Each line of the material below should be reproduced exactly.
** Begin Data to process **
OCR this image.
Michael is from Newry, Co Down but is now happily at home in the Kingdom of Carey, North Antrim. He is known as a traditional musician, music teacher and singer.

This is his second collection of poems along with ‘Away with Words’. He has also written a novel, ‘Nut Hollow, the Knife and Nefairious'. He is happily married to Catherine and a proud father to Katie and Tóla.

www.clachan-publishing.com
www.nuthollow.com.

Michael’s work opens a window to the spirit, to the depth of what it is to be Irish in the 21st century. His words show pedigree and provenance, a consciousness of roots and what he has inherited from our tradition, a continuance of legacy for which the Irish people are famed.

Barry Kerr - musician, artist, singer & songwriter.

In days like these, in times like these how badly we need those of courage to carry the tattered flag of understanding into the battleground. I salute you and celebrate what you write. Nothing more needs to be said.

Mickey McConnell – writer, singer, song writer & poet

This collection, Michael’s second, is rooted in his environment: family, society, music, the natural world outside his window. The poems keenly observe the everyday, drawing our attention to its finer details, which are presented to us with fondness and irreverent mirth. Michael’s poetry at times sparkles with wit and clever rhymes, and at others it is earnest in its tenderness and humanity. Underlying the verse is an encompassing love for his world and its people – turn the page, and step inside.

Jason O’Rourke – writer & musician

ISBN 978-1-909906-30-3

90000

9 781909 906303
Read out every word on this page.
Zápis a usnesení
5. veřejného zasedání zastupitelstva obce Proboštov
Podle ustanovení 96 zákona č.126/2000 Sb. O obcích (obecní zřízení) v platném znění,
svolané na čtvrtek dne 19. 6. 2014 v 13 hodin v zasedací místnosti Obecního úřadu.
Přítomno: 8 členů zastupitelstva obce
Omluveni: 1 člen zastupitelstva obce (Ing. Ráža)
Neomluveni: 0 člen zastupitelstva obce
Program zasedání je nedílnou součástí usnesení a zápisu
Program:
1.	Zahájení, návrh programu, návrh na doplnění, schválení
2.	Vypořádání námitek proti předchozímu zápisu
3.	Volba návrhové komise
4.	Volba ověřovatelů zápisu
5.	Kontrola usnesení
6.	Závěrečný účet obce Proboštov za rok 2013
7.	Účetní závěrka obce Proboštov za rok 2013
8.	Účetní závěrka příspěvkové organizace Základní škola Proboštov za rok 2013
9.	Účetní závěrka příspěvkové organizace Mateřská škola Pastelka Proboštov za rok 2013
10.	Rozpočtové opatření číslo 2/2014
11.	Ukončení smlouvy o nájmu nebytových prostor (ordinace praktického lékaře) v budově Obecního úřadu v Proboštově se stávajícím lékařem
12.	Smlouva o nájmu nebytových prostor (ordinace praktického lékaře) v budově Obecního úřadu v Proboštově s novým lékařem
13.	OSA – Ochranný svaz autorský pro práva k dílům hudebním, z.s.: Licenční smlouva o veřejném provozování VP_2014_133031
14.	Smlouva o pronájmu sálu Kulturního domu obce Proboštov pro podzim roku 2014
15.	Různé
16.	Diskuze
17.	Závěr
** End Data to process **
▶ Exercise solution
OCR this image.
Michael is from Newry, Co Down but is now happily at home in the Kingdom of Carey, North Antrim. He is known as a traditional musician, music teacher and singer.

This is his second collection of poems along with ‘Away with Words’. He has also written a novel, ‘Nut Hollow, the Knife and Nefairious'. He is happily married to Catherine and a proud father to Katie and Tóla.

www.clachan-publishing.com
www.nuthollow.com.

Michael’s work opens a window to the spirit, to the depth of what it is to be Irish in the 21st century. His words show pedigree and provenance, a consciousness of roots and what he has inherited from our tradition, a continuance of legacy for which the Irish people are famed.

Barry Kerr - musician, artist, singer & songwriter.

In days like these, in times like these how badly we need those of courage to carry the tattered flag of understanding into the battleground. I salute you and celebrate what you write. Nothing more needs to be said.

Mickey McConnell – writer, singer, song writer & poet

This collection, Michael’s second, is rooted in his environment: family, society, music, the natural world outside his window. The poems keenly observe the everyday, drawing our attention to its finer details, which are presented to us with fondness and irreverent mirth. Michael’s poetry at times sparkles with wit and clever rhymes, and at others it is earnest in its tenderness and humanity. Underlying the verse is an encompassing love for his world and its people – turn the page, and step inside.

Jason O’Rourke – writer & musician

ISBN 978-1-909906-30-3

90000

9 781909 906303
Read out every word on this page.
Zápis a usnesení
5. veřejného zasedání zastupitelstva obce Proboštov
Podle ustanovení 96 zákona č.126/2000 Sb. O obcích (obecní zřízení) v platném znění,
svolané na čtvrtek dne 19. 6. 2014 v 13 hodin v zasedací místnosti Obecního úřadu.
Přítomno: 8 členů zastupitelstva obce
Omluveni: 1 člen zastupitelstva obce (Ing. Ráža)
Neomluveni: 0 člen zastupitelstva obce
Program zasedání je nedílnou součástí usnesení a zápisu
Program:
1.	Zahájení, návrh programu, návrh na doplnění, schválení
2.	Vypořádání námitek proti předchozímu zápisu
3.	Volba návrhové komise
4.	Volba ověřovatelů zápisu
5.	Kontrola usnesení
6.	Závěrečný účet obce Proboštov za rok 2013
7.	Účetní závěrka obce Proboštov za rok 2013
8.	Účetní závěrka příspěvkové organizace Základní škola Proboštov za rok 2013
9.	Účetní závěrka příspěvkové organizace Mateřská škola Pastelka Proboštov za rok 2013
10.	Rozpočtové opatření číslo 2/2014
11.	Ukončení smlouvy o nájmu nebytových prostor (ordinace praktického lékaře) v budově Obecního úřadu v Proboštově se stávajícím lékařem
12.	Smlouva o nájmu nebytových prostor (ordinace praktického lékaře) v budově Obecního úřadu v Proboštově s novým lékařem
13.	OSA – Ochranný svaz autorský pro práva k dílům hudebním, z.s.: Licenční smlouva o veřejném provozování VP_2014_133031
14.	Smlouva o pronájmu sálu Kulturního domu obce Proboštov pro podzim roku 2014
15.	Různé
16.	Diskuze
17.	Závěr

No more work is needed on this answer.